* _To be done_: Look through the data below. Collect every line where the word "this" occurs.
** START Provided records **
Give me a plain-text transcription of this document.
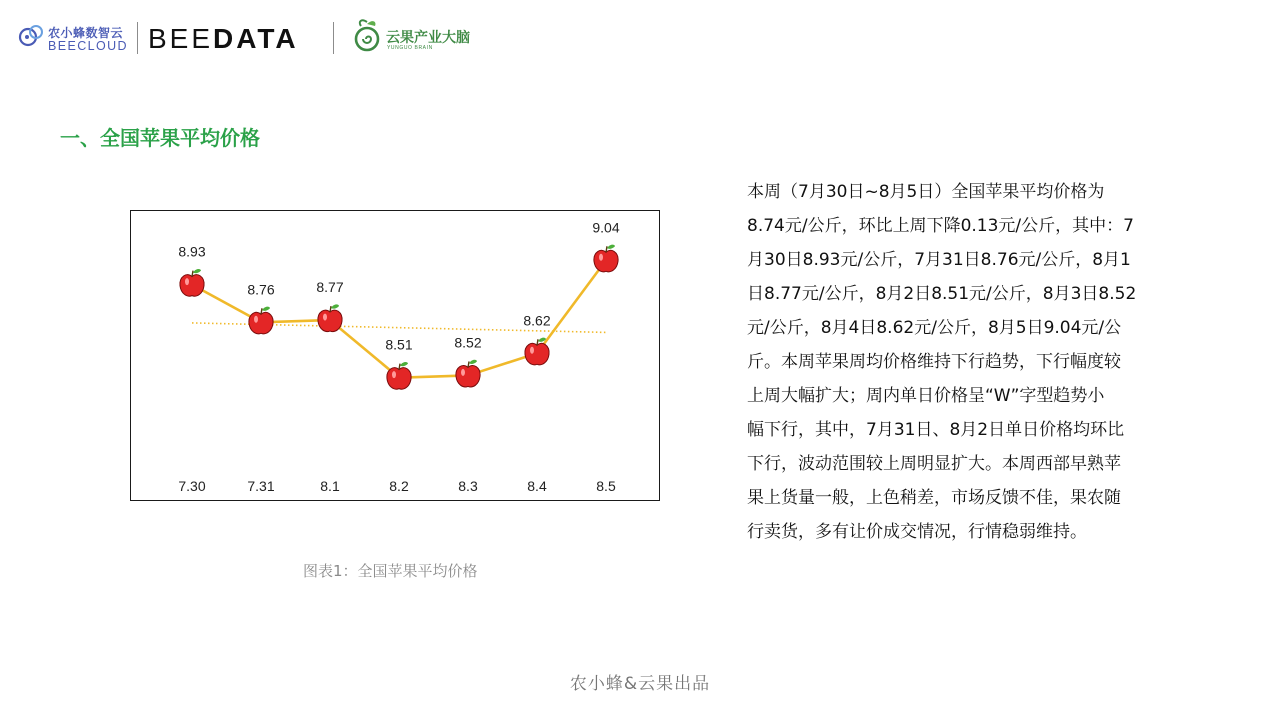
农小蜂数智云
BEECLOUD BEEDATA	云果产业大脑
YUNGUO BRAIN
一、全国苹果平均价格
8.93
7.30
8.76
7.31
8.77
8.1
8.51
8.2
8.52
8.3
8.62
8.4
9.04
8.5
图表1：全国苹果平均价格
本周（7月30日~8月5日）全国苹果平均价格为
8.74元/公斤，环比上周下降0.13元/公斤，其中：7
月30日8.93元/公斤，7月31日8.76元/公斤，8月1
日8.77元/公斤，8月2日8.51元/公斤，8月3日8.52
元/公斤，8月4日8.62元/公斤，8月5日9.04元/公
斤。本周苹果周均价格维持下行趋势，下行幅度较
上周大幅扩大；周内单日价格呈“W”字型趋势小
幅下行，其中，7月31日、8月2日单日价格均环比
下行，波动范围较上周明显扩大。本周西部早熟苹
果上货量一般，上色稍差，市场反馈不佳，果农随
行卖货，多有让价成交情况，行情稳弱维持。
农小蜂&云果出品
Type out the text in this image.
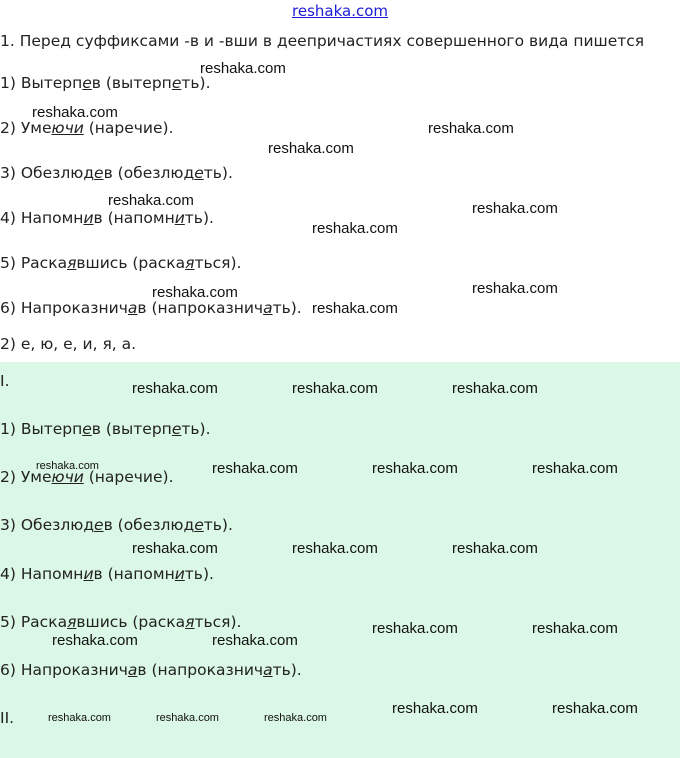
reshaka.com
1. Перед суффиксами -в и -вши в деепричастиях совершенного вида пишется
1) Вытерпев (вытерпеть).
2) Умеючи (наречие).
3) Обезлюдев (обезлюдеть).
4) Напомнив (напомнить).
5) Раскаявшись (раскаяться).
6) Напроказничав (напроказничать).
2) е, ю, е, и, я, а.
I.
1) Вытерпев (вытерпеть).
2) Умеючи (наречие).
3) Обезлюдев (обезлюдеть).
4) Напомнив (напомнить).
5) Раскаявшись (раскаяться).
6) Напроказничав (напроказничать).
II.
reshaka.com
reshaka.com
reshaka.com
reshaka.com
reshaka.com	reshaka.com
reshaka.com
reshaka.com	reshaka.com
reshaka.com
reshaka.com	reshaka.com	reshaka.com
reshaka.com	reshaka.com	reshaka.com	reshaka.com
reshaka.com	reshaka.com	reshaka.com
reshaka.com	reshaka.com
reshaka.com	reshaka.com
reshaka.com	reshaka.com
reshaka.com	reshaka.com	reshaka.com
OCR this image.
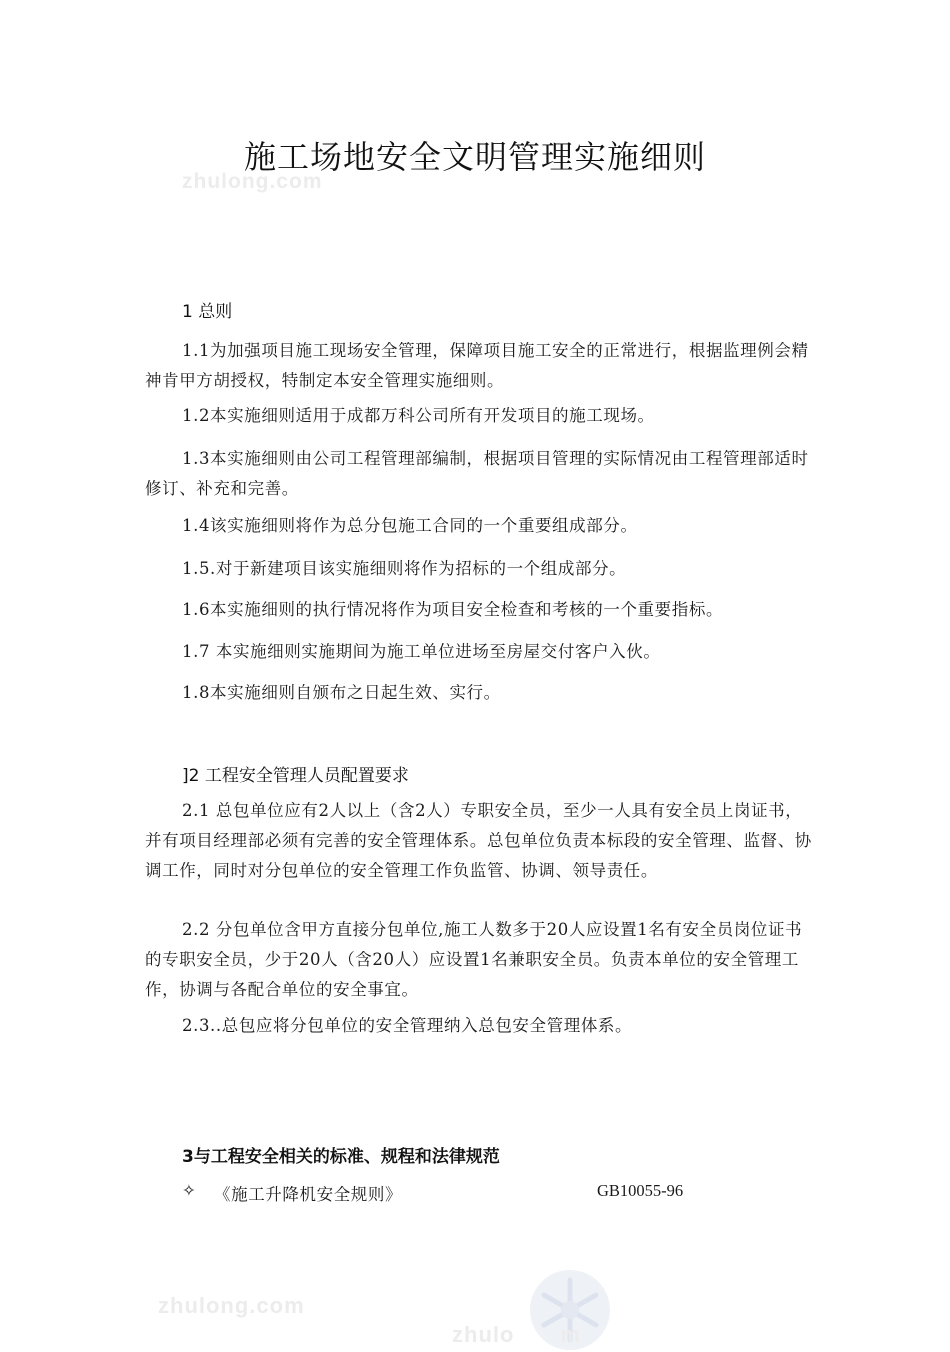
zhulong.com
施工场地安全文明管理实施细则
1 总则

1.1为加强项目施工现场安全管理，保障项目施工安全的正常进行，根据监理例会精神肯甲方胡授权，特制定本安全管理实施细则。

1.2本实施细则适用于成都万科公司所有开发项目的施工现场。

1.3本实施细则由公司工程管理部编制，根据项目管理的实际情况由工程管理部适时修订、补充和完善。

1.4该实施细则将作为总分包施工合同的一个重要组成部分。

1.5.对于新建项目该实施细则将作为招标的一个组成部分。

1.6本实施细则的执行情况将作为项目安全检查和考核的一个重要指标。

1.7 本实施细则实施期间为施工单位进场至房屋交付客户入伙。

1.8本实施细则自颁布之日起生效、实行。

]2 工程安全管理人员配置要求

2.1 总包单位应有2人以上（含2人）专职安全员，至少一人具有安全员上岗证书，并有项目经理部必须有完善的安全管理体系。总包单位负责本标段的安全管理、监督、协调工作，同时对分包单位的安全管理工作负监管、协调、领导责任。

2.2 分包单位含甲方直接分包单位,施工人数多于20人应设置1名有安全员岗位证书的专职安全员，少于20人（含20人）应设置1名兼职安全员。负责本单位的安全管理工作，协调与各配合单位的安全事宜。

2.3..总包应将分包单位的安全管理纳入总包安全管理体系。

3与工程安全相关的标准、规程和法律规范
✧ 《施工升降机安全规则》	GB10055-96
zhulong.com
zhulo　　m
** END Provided records **
* _Solution_:
Give me a plain-text transcription of this document.
Type out the text in this image.
OCR this image.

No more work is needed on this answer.